Extracted entries:
* Begin *

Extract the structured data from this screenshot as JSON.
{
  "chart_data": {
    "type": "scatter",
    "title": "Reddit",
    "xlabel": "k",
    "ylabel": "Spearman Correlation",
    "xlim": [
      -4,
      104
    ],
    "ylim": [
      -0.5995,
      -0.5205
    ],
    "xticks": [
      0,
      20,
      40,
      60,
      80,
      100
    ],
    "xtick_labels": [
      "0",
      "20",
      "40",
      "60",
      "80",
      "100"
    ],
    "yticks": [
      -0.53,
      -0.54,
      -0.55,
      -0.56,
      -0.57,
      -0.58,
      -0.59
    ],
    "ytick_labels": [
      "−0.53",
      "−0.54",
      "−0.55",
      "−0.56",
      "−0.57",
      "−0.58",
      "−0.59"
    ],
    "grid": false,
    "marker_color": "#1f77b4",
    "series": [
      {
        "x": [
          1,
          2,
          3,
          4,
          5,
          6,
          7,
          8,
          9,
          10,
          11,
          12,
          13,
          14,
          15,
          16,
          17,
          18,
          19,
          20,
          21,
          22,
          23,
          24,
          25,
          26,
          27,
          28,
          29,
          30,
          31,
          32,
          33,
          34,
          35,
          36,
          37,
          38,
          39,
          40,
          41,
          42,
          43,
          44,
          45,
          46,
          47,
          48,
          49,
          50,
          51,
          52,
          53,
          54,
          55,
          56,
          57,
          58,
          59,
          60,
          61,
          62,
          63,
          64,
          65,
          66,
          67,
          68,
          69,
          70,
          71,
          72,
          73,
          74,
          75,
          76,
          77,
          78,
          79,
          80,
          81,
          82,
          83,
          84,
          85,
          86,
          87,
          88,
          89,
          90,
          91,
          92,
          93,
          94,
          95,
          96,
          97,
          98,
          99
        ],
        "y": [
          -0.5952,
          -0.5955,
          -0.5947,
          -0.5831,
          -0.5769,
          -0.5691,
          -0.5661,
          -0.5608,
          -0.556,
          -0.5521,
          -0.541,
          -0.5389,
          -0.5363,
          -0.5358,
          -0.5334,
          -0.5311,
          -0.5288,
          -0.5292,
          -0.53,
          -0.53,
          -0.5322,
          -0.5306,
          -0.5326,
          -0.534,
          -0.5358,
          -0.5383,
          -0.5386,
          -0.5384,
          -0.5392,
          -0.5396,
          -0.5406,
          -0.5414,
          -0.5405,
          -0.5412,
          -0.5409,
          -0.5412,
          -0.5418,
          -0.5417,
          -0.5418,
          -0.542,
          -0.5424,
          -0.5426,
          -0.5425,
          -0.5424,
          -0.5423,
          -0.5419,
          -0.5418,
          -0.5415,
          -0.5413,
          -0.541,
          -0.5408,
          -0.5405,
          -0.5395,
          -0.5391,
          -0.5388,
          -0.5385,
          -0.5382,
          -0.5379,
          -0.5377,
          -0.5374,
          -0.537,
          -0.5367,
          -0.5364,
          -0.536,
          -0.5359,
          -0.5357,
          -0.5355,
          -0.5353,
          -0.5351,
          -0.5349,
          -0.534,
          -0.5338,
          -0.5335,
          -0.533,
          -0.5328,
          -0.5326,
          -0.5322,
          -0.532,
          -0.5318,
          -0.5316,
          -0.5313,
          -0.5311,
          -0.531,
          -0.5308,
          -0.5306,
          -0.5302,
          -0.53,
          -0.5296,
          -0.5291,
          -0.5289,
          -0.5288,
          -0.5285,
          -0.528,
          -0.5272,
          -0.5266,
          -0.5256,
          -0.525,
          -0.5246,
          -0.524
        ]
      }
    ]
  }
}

* End *
* Begin *

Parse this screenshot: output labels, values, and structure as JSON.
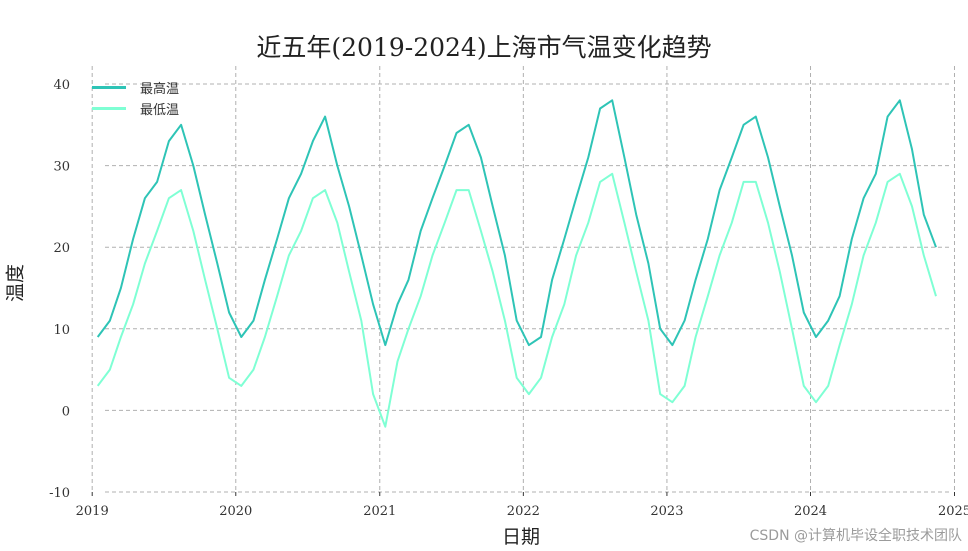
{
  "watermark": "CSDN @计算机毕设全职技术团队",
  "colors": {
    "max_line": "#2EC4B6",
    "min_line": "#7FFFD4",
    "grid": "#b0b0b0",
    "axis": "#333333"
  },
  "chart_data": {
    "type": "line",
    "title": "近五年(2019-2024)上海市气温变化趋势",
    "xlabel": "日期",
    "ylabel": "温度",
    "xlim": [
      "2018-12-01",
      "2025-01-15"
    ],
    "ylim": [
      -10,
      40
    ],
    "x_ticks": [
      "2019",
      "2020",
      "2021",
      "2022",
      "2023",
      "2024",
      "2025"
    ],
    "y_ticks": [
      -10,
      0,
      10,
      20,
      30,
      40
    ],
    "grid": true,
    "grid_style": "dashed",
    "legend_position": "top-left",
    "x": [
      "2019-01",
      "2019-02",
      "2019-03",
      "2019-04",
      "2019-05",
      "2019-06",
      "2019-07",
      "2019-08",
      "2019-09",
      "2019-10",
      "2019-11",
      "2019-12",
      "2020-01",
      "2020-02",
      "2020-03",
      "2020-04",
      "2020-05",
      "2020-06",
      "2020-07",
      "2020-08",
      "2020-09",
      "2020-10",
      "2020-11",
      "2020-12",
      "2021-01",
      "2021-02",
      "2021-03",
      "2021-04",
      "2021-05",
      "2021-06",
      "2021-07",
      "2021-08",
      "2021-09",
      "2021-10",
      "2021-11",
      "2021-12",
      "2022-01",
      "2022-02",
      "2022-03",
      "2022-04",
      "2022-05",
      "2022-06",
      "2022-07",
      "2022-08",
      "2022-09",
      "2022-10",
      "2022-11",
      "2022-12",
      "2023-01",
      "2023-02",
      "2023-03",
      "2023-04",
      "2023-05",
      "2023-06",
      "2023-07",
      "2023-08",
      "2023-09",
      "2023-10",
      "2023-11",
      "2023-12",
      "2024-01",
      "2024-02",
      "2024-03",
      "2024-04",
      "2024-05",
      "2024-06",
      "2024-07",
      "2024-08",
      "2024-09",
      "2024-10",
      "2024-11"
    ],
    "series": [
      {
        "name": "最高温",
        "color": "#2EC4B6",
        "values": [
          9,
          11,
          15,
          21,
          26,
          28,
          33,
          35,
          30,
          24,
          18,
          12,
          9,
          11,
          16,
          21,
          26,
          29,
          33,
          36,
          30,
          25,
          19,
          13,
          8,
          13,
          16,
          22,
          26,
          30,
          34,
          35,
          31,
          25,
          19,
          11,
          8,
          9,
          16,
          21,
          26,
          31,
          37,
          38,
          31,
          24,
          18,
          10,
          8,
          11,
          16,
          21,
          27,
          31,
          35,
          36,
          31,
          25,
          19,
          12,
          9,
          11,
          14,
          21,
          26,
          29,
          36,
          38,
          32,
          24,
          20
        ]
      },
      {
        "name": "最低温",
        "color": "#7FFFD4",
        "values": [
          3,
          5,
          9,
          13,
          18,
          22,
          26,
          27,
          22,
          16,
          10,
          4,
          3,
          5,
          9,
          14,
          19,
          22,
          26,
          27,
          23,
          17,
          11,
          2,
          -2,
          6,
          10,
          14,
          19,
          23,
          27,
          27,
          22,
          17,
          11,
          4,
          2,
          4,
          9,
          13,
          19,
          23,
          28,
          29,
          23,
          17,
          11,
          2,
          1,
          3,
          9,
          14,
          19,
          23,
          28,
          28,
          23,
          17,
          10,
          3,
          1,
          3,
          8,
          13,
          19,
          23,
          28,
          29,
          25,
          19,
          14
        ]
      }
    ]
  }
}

* End *

Work to do:
Tally the lines of the listing that include "ylabel". Reply with nothing but the count.

Result of this exercise:
2